PROBLEM REQUIREMENTS: Among the records below, find each line that includes the string "results" and copy it.

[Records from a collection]
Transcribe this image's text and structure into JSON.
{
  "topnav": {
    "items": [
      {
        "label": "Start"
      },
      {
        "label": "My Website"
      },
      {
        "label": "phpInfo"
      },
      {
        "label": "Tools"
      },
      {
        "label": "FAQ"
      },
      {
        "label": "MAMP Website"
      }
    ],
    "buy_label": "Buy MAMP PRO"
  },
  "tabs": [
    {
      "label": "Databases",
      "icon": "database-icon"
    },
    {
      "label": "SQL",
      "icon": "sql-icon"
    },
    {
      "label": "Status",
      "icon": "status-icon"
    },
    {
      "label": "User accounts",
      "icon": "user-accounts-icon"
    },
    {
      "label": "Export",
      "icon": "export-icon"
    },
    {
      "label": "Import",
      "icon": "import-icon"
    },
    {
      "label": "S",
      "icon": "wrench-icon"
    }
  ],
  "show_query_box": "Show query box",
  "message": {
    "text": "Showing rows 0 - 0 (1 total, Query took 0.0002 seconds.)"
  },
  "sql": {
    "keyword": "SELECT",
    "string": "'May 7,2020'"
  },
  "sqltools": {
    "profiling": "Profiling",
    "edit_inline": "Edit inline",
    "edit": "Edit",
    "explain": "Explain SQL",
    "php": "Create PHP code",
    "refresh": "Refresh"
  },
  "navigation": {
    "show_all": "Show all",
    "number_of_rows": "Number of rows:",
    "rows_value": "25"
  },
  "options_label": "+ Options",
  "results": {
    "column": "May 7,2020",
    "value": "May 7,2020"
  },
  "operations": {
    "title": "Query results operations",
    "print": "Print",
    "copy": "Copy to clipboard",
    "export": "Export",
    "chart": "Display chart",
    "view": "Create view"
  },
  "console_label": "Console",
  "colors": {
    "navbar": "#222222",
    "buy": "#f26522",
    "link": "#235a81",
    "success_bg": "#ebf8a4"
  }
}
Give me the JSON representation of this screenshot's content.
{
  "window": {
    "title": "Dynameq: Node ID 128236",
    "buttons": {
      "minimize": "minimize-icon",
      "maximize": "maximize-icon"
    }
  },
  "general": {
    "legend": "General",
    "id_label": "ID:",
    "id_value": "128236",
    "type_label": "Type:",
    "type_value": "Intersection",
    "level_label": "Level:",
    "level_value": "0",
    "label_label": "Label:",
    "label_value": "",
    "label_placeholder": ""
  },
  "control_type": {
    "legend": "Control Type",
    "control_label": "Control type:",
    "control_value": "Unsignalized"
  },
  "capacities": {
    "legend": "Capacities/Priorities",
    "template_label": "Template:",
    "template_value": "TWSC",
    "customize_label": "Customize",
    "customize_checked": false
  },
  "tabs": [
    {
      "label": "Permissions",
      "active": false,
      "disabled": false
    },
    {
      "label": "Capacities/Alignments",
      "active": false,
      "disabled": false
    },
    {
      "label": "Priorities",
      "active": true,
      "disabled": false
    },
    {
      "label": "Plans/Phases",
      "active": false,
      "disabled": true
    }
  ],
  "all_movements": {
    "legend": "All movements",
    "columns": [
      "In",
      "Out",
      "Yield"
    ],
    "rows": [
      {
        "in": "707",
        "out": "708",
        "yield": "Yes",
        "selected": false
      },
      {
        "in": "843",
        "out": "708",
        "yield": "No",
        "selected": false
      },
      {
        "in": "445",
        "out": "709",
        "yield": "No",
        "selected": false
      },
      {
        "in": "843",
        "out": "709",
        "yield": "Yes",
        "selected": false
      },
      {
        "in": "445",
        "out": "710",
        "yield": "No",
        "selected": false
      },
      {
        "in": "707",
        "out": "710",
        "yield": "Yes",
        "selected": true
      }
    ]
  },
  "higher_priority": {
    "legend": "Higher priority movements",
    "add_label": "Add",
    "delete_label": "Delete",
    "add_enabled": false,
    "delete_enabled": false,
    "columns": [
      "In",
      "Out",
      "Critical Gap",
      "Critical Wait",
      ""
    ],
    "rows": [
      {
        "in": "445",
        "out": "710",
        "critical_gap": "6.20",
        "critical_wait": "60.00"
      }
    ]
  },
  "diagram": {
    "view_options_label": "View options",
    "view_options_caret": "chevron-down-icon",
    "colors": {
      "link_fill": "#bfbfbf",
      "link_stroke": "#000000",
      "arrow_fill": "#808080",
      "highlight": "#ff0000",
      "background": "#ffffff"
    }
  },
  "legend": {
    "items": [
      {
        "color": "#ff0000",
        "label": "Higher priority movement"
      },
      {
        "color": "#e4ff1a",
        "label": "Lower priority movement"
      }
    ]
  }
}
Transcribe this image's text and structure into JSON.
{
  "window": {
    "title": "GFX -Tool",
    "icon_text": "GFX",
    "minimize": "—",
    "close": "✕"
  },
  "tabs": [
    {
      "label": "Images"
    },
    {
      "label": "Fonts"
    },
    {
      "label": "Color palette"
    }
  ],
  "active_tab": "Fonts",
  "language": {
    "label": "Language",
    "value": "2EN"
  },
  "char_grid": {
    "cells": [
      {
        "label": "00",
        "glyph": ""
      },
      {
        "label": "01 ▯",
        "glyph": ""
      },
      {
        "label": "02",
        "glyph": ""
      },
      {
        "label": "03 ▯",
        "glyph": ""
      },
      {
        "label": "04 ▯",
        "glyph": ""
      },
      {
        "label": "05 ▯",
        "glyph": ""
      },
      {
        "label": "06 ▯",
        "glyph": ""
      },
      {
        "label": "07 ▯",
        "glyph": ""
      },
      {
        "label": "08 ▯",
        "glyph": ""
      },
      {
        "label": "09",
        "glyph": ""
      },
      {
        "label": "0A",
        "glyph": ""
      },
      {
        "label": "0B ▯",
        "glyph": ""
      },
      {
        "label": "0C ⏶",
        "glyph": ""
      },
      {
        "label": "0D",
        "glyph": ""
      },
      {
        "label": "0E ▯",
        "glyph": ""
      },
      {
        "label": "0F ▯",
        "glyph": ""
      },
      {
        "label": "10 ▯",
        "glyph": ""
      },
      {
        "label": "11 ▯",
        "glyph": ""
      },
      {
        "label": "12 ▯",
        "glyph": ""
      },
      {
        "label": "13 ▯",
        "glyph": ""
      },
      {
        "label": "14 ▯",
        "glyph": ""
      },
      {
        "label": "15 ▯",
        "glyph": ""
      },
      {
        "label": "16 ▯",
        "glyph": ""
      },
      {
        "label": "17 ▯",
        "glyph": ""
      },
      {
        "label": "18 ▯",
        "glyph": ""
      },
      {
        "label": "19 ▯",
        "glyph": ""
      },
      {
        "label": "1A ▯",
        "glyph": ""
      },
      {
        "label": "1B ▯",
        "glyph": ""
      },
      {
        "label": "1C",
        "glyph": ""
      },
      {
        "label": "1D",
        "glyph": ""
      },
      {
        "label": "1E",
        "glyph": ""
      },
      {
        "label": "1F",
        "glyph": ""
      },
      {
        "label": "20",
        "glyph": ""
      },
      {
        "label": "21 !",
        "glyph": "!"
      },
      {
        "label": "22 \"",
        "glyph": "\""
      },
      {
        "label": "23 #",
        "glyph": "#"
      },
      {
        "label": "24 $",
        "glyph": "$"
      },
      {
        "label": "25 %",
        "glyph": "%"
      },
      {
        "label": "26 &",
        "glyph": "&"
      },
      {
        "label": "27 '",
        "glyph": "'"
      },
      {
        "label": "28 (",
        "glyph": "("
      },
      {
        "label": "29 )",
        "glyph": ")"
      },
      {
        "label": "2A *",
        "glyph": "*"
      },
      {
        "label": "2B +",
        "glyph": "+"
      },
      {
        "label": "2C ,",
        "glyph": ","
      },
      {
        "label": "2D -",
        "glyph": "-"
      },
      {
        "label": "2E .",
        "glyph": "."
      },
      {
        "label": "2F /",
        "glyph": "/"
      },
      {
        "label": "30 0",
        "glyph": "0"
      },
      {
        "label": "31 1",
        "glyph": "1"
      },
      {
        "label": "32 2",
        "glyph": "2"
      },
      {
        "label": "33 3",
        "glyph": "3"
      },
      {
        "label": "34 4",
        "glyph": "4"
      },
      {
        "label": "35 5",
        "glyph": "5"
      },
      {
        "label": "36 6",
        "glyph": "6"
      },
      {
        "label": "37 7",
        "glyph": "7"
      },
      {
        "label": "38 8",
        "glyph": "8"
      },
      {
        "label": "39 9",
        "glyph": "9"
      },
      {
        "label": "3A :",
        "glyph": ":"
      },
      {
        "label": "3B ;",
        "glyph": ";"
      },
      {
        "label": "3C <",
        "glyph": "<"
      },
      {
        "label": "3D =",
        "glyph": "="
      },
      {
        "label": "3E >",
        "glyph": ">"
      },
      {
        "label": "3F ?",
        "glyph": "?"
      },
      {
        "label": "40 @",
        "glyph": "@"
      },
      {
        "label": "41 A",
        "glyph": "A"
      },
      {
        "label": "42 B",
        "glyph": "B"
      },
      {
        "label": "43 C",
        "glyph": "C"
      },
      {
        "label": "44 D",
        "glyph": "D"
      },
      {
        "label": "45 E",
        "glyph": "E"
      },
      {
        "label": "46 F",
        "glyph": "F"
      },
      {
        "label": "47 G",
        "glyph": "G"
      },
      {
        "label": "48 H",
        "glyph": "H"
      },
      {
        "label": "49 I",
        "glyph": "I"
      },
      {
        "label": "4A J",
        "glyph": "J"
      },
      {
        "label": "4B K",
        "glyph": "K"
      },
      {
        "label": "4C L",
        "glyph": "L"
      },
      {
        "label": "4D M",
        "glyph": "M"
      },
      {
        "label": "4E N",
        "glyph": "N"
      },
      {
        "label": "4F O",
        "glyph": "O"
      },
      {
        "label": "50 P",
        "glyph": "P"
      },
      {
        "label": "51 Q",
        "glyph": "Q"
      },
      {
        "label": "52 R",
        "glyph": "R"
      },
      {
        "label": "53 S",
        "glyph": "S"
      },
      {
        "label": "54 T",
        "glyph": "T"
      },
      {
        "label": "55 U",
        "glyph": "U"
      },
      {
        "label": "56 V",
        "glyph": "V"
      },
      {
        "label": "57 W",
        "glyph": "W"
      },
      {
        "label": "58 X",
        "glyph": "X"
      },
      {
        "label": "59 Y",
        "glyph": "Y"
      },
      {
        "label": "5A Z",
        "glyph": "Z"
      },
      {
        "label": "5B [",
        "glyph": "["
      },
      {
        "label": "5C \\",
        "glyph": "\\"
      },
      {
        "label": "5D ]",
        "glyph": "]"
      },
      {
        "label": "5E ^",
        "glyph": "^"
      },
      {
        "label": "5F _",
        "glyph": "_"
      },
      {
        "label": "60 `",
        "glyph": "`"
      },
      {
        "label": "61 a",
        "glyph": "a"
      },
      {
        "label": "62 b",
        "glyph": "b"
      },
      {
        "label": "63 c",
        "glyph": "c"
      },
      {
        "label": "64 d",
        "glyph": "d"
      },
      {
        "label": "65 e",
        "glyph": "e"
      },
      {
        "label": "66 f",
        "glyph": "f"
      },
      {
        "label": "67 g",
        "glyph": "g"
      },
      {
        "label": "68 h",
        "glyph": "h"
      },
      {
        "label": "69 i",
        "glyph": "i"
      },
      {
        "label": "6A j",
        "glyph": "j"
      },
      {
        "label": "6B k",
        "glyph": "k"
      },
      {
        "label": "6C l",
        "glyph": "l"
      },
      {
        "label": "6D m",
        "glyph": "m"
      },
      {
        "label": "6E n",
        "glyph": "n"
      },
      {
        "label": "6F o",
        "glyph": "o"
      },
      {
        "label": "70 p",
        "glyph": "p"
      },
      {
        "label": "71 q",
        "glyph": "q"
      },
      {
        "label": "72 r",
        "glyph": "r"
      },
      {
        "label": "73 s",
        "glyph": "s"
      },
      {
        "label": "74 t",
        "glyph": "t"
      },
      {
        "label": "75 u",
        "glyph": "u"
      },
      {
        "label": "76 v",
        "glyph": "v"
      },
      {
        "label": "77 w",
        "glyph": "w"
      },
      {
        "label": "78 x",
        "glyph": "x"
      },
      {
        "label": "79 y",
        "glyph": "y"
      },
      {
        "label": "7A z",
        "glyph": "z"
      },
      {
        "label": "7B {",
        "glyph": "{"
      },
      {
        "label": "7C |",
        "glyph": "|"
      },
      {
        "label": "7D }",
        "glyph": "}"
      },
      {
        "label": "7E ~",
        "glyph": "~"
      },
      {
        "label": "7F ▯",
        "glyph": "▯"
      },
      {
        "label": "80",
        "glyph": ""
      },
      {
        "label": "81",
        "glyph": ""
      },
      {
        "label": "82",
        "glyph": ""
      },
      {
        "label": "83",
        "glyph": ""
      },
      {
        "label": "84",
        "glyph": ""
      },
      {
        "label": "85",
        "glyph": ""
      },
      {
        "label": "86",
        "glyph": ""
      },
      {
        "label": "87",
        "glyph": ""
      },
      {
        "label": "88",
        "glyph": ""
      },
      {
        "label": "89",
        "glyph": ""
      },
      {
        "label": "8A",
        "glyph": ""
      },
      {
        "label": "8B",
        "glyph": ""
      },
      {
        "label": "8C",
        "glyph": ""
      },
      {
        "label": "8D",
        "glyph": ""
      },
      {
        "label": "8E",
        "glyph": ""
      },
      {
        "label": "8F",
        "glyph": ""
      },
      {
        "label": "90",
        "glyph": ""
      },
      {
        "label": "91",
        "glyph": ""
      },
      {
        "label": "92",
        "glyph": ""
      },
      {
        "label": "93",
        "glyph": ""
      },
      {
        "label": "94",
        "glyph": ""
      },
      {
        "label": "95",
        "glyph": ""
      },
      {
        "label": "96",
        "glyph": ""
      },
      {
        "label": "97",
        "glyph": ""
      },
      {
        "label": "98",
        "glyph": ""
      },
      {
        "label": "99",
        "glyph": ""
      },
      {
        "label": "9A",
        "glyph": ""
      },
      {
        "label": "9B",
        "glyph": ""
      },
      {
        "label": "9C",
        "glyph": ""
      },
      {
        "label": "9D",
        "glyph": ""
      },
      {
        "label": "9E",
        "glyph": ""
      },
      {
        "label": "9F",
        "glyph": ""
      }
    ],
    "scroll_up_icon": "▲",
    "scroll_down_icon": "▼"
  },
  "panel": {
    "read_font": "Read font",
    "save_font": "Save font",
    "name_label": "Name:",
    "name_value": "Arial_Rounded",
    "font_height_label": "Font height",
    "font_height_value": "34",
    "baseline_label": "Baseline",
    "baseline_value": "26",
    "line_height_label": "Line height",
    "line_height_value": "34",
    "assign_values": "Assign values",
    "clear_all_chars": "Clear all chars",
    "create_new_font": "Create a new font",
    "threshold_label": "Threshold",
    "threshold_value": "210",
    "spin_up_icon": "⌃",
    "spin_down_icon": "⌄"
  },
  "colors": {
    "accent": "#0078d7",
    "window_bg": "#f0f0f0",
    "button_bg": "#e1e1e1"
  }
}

COMPLETE ANSWER:
  "results": {
    "title": "Query results operations",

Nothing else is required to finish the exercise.